◆ **STATED PROBLEM**: Will you reproduce every one of the rows below, character for character?
────────
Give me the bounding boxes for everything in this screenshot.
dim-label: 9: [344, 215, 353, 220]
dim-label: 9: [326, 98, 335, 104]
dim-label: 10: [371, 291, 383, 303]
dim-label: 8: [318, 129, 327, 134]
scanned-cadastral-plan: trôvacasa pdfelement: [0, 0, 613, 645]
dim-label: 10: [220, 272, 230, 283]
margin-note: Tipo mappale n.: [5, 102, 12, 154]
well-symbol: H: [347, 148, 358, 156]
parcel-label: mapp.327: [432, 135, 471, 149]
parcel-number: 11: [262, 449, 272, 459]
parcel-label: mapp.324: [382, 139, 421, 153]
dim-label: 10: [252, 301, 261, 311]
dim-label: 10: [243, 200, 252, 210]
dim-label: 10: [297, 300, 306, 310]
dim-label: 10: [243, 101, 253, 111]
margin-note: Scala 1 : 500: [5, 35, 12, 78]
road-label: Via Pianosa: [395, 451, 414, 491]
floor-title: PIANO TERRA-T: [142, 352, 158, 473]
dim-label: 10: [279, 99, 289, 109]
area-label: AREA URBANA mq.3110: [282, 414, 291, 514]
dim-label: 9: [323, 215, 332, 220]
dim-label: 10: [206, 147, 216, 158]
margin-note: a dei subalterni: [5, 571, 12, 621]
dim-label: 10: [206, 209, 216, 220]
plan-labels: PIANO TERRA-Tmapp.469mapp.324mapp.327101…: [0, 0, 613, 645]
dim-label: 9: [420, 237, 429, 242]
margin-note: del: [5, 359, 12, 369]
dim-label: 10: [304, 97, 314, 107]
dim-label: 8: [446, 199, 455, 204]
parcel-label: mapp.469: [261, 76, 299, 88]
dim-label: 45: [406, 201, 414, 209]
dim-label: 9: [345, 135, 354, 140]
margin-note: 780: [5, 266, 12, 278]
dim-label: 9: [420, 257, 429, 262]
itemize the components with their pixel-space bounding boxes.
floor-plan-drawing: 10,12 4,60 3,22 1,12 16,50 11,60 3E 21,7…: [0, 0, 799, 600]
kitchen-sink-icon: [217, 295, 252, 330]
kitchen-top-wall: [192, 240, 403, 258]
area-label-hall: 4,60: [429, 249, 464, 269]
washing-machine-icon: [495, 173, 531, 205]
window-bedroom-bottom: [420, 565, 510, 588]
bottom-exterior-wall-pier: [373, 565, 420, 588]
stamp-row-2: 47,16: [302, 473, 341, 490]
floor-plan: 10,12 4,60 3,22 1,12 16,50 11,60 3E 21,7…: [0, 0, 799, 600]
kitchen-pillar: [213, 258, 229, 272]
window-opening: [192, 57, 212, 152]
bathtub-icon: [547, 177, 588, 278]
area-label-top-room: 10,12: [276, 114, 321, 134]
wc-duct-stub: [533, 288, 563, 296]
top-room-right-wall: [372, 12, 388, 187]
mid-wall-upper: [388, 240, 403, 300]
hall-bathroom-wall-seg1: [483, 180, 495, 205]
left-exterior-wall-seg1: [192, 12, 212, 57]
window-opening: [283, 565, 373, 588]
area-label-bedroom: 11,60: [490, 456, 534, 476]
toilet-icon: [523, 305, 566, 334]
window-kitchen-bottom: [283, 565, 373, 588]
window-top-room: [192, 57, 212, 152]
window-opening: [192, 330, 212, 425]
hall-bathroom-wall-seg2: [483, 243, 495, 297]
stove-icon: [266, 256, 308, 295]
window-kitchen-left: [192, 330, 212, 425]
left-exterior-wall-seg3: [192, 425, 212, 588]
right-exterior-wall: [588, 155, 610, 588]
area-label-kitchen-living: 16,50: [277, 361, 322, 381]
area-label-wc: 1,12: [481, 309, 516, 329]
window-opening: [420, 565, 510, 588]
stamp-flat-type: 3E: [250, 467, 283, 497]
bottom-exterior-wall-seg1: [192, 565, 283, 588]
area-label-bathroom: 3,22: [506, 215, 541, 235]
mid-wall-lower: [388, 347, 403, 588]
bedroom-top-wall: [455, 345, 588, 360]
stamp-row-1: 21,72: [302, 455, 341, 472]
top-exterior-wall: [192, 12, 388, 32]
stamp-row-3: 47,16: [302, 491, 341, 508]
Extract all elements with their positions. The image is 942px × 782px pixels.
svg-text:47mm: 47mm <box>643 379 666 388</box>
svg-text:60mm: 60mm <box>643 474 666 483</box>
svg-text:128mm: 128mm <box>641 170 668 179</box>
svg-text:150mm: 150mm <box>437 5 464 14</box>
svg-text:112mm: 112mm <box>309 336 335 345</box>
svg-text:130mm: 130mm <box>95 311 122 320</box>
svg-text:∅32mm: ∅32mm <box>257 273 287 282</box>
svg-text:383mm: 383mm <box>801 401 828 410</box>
────────
◆ **SOLUTION TO THE PROBLEM**:
Give me the bounding boxes for everything in this screenshot.
dim-label: 9: [344, 215, 353, 220]
dim-label: 9: [326, 98, 335, 104]
dim-label: 10: [371, 291, 383, 303]
dim-label: 8: [318, 129, 327, 134]
scanned-cadastral-plan: trôvacasa pdfelement: [0, 0, 613, 645]
dim-label: 10: [220, 272, 230, 283]
margin-note: Tipo mappale n.: [5, 102, 12, 154]
well-symbol: H: [347, 148, 358, 156]
parcel-label: mapp.327: [432, 135, 471, 149]
parcel-number: 11: [262, 449, 272, 459]
parcel-label: mapp.324: [382, 139, 421, 153]
dim-label: 10: [252, 301, 261, 311]
dim-label: 10: [243, 200, 252, 210]
dim-label: 10: [297, 300, 306, 310]
dim-label: 10: [243, 101, 253, 111]
margin-note: Scala 1 : 500: [5, 35, 12, 78]
road-label: Via Pianosa: [395, 451, 414, 491]
floor-title: PIANO TERRA-T: [142, 352, 158, 473]
dim-label: 10: [279, 99, 289, 109]
area-label: AREA URBANA mq.3110: [282, 414, 291, 514]
dim-label: 9: [323, 215, 332, 220]
dim-label: 10: [206, 147, 216, 158]
margin-note: a dei subalterni: [5, 571, 12, 621]
dim-label: 10: [206, 209, 216, 220]
plan-labels: PIANO TERRA-Tmapp.469mapp.324mapp.327101…: [0, 0, 613, 645]
dim-label: 9: [420, 237, 429, 242]
margin-note: del: [5, 359, 12, 369]
dim-label: 10: [304, 97, 314, 107]
dim-label: 8: [446, 199, 455, 204]
parcel-label: mapp.469: [261, 76, 299, 88]
dim-label: 45: [406, 201, 414, 209]
dim-label: 9: [345, 135, 354, 140]
margin-note: 780: [5, 266, 12, 278]
dim-label: 9: [420, 257, 429, 262]
itemize the components with their pixel-space bounding boxes.
floor-plan-drawing: 10,12 4,60 3,22 1,12 16,50 11,60 3E 21,7…: [0, 0, 799, 600]
kitchen-sink-icon: [217, 295, 252, 330]
kitchen-top-wall: [192, 240, 403, 258]
area-label-hall: 4,60: [429, 249, 464, 269]
washing-machine-icon: [495, 173, 531, 205]
window-bedroom-bottom: [420, 565, 510, 588]
bottom-exterior-wall-pier: [373, 565, 420, 588]
stamp-row-2: 47,16: [302, 473, 341, 490]
floor-plan: 10,12 4,60 3,22 1,12 16,50 11,60 3E 21,7…: [0, 0, 799, 600]
kitchen-pillar: [213, 258, 229, 272]
window-opening: [192, 57, 212, 152]
bathtub-icon: [547, 177, 588, 278]
area-label-top-room: 10,12: [276, 114, 321, 134]
wc-duct-stub: [533, 288, 563, 296]
top-room-right-wall: [372, 12, 388, 187]
mid-wall-upper: [388, 240, 403, 300]
hall-bathroom-wall-seg1: [483, 180, 495, 205]
left-exterior-wall-seg1: [192, 12, 212, 57]
window-opening: [283, 565, 373, 588]
area-label-bedroom: 11,60: [490, 456, 534, 476]
toilet-icon: [523, 305, 566, 334]
window-kitchen-bottom: [283, 565, 373, 588]
window-top-room: [192, 57, 212, 152]
window-opening: [192, 330, 212, 425]
hall-bathroom-wall-seg2: [483, 243, 495, 297]
stove-icon: [266, 256, 308, 295]
window-kitchen-left: [192, 330, 212, 425]
left-exterior-wall-seg3: [192, 425, 212, 588]
right-exterior-wall: [588, 155, 610, 588]
area-label-kitchen-living: 16,50: [277, 361, 322, 381]
area-label-wc: 1,12: [481, 309, 516, 329]
window-opening: [420, 565, 510, 588]
stamp-flat-type: 3E: [250, 467, 283, 497]
bottom-exterior-wall-seg1: [192, 565, 283, 588]
area-label-bathroom: 3,22: [506, 215, 541, 235]
mid-wall-lower: [388, 347, 403, 588]
bedroom-top-wall: [455, 345, 588, 360]
stamp-row-1: 21,72: [302, 455, 341, 472]
top-exterior-wall: [192, 12, 388, 32]
stamp-row-3: 47,16: [302, 491, 341, 508]
Extract all elements with their positions. The image is 942px × 782px pixels.
svg-text:47mm: 47mm <box>643 379 666 388</box>
svg-text:60mm: 60mm <box>643 474 666 483</box>
svg-text:128mm: 128mm <box>641 170 668 179</box>
svg-text:150mm: 150mm <box>437 5 464 14</box>
svg-text:112mm: 112mm <box>309 336 335 345</box>
svg-text:130mm: 130mm <box>95 311 122 320</box>
svg-text:∅32mm: ∅32mm <box>257 273 287 282</box>
svg-text:383mm: 383mm <box>801 401 828 410</box>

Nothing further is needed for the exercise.